* _GIVEN TASK_
Can you rewrite the items from the start up to and including the line with "- scroll-down-arrow-icon[interactable]: ▼: [784, 693, 797, 707]", putting "Film Collection" in place of "Media Library" and leaving all else unchanged, and give back only those lines?

* _SOURCE RECORDS_

::::

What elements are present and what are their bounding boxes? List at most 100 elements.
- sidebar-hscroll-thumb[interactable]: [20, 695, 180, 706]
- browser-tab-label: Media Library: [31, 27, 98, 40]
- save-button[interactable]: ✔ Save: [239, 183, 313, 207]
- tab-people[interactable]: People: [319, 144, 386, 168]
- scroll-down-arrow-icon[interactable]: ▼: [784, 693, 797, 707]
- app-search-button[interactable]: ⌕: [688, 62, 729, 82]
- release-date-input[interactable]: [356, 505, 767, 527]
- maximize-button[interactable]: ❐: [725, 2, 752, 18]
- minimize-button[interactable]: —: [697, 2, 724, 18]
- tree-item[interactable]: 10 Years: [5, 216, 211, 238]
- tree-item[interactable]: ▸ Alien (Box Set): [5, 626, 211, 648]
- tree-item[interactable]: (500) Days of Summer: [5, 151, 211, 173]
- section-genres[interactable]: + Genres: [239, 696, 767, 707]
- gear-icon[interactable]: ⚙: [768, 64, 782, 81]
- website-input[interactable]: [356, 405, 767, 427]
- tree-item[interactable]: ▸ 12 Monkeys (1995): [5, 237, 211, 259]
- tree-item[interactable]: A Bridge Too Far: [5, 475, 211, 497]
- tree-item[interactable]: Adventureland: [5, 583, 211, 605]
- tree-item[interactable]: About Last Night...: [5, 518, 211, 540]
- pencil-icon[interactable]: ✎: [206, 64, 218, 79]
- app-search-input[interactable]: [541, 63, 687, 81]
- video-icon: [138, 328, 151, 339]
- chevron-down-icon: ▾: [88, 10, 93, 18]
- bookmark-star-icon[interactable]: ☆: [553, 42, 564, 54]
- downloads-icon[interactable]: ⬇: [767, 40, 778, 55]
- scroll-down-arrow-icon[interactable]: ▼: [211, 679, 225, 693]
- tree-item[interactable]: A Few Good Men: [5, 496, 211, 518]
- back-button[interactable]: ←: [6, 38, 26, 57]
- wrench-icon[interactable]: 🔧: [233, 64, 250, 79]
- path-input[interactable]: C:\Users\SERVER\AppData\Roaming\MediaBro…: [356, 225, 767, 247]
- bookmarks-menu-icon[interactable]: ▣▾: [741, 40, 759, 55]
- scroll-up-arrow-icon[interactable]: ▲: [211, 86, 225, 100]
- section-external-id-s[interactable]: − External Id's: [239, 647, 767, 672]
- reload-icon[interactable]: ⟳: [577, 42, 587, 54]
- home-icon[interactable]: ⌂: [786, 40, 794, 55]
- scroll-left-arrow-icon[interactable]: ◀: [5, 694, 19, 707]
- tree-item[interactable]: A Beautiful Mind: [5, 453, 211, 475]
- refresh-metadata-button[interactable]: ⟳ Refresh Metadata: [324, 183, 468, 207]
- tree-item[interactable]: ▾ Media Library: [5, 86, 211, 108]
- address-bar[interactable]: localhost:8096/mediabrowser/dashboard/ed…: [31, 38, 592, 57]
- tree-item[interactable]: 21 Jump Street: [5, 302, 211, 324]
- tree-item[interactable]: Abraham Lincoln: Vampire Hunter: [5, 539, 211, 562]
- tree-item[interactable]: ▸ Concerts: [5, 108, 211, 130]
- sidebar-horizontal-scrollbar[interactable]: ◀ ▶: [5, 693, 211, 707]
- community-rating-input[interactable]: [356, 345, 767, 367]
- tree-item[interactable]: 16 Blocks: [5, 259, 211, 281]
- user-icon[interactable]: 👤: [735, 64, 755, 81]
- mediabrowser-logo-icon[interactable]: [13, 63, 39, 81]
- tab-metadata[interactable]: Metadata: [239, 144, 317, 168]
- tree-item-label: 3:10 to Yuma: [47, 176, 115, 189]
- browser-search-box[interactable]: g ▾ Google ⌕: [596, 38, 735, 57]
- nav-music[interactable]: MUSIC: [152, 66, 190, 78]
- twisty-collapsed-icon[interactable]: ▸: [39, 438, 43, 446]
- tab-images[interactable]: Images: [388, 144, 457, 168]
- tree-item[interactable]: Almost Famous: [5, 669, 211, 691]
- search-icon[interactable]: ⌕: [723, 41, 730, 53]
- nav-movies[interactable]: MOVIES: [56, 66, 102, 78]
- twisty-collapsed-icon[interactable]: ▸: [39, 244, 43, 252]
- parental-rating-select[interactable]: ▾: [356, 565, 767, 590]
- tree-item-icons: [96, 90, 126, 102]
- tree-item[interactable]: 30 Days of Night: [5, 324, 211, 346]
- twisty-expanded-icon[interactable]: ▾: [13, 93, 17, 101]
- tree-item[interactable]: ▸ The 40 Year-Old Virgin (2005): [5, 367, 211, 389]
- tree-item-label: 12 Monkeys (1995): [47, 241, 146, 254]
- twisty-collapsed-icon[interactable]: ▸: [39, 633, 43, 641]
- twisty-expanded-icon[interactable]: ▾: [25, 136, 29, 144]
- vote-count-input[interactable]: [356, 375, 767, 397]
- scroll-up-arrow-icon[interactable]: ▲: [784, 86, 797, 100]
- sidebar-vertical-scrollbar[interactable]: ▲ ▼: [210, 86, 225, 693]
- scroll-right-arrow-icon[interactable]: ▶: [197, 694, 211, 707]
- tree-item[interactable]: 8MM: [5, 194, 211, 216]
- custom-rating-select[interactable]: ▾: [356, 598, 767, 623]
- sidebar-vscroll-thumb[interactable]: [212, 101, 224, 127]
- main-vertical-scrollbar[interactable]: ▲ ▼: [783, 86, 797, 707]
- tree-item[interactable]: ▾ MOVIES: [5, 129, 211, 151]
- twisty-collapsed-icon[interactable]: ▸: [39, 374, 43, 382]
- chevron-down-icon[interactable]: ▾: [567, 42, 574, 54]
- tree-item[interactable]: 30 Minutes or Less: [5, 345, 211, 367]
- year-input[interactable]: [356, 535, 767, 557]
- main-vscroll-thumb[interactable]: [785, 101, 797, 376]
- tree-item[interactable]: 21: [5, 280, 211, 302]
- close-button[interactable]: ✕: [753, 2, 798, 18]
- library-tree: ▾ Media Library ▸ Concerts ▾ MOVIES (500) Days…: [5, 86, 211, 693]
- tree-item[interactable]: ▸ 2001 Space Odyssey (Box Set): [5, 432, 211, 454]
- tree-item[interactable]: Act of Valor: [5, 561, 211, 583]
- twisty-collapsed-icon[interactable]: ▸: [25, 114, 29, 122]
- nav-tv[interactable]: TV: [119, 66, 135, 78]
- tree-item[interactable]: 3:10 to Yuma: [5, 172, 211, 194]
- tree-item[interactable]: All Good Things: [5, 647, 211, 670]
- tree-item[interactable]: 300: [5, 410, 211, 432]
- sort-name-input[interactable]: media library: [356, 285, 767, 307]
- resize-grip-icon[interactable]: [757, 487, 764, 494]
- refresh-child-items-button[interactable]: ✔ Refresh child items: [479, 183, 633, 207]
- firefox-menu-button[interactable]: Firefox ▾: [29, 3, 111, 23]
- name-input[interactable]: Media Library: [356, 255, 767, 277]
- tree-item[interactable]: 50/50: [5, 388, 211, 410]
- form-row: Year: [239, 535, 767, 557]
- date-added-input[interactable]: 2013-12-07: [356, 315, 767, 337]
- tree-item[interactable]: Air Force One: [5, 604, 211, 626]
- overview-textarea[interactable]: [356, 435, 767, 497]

::::

* _EXERCISE SOLUTION_
What elements are present and what are their bounding boxes? List at most 100 elements.
- sidebar-hscroll-thumb[interactable]: [20, 695, 180, 706]
- browser-tab-label: Film Collection: [31, 27, 98, 40]
- save-button[interactable]: ✔ Save: [239, 183, 313, 207]
- tab-people[interactable]: People: [319, 144, 386, 168]
- scroll-down-arrow-icon[interactable]: ▼: [784, 693, 797, 707]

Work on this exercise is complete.